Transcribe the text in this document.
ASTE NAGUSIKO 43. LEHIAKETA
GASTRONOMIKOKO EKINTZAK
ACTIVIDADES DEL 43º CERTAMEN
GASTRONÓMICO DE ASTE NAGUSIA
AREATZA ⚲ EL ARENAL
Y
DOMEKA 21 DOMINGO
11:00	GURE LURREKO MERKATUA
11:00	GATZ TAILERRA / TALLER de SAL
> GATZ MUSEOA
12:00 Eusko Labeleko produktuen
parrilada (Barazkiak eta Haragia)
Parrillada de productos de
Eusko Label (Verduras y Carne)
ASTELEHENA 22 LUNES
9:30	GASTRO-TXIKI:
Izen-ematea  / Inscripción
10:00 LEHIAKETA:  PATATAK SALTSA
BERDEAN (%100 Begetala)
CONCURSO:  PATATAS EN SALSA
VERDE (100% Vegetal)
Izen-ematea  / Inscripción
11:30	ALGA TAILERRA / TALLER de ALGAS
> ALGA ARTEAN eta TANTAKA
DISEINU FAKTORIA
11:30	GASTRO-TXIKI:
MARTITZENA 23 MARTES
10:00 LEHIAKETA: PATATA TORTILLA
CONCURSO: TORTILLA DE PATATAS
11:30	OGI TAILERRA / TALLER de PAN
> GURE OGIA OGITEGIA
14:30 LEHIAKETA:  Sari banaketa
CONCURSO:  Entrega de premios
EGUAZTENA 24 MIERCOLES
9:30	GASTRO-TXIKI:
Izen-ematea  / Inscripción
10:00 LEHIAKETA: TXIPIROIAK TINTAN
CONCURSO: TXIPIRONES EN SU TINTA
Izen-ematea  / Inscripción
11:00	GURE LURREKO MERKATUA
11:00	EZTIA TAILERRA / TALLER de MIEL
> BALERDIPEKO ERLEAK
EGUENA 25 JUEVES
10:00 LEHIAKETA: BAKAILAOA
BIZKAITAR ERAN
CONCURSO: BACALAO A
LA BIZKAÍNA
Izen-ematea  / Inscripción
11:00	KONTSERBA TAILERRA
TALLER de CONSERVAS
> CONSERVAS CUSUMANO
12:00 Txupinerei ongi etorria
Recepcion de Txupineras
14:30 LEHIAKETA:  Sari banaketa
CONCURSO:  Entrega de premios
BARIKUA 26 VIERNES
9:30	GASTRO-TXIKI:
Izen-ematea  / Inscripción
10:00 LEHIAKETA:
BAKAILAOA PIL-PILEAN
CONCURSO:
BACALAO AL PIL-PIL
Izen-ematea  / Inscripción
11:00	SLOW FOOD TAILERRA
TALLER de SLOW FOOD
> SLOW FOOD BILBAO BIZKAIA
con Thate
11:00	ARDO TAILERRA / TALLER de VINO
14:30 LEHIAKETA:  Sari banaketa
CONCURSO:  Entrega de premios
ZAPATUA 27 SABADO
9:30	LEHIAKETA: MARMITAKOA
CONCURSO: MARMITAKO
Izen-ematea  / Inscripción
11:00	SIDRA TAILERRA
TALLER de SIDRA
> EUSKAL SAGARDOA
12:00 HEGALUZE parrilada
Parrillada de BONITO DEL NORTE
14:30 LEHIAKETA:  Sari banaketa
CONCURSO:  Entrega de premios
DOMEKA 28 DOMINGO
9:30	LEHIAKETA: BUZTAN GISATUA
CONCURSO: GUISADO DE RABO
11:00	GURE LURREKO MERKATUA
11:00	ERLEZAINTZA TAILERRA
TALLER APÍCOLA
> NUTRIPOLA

## WHAT THE TASK ASKS
Determine the number of lines in the entries above where the string "CONSERVAS" appears. Answer with the number alone.

## EXPECTED ANSWER
2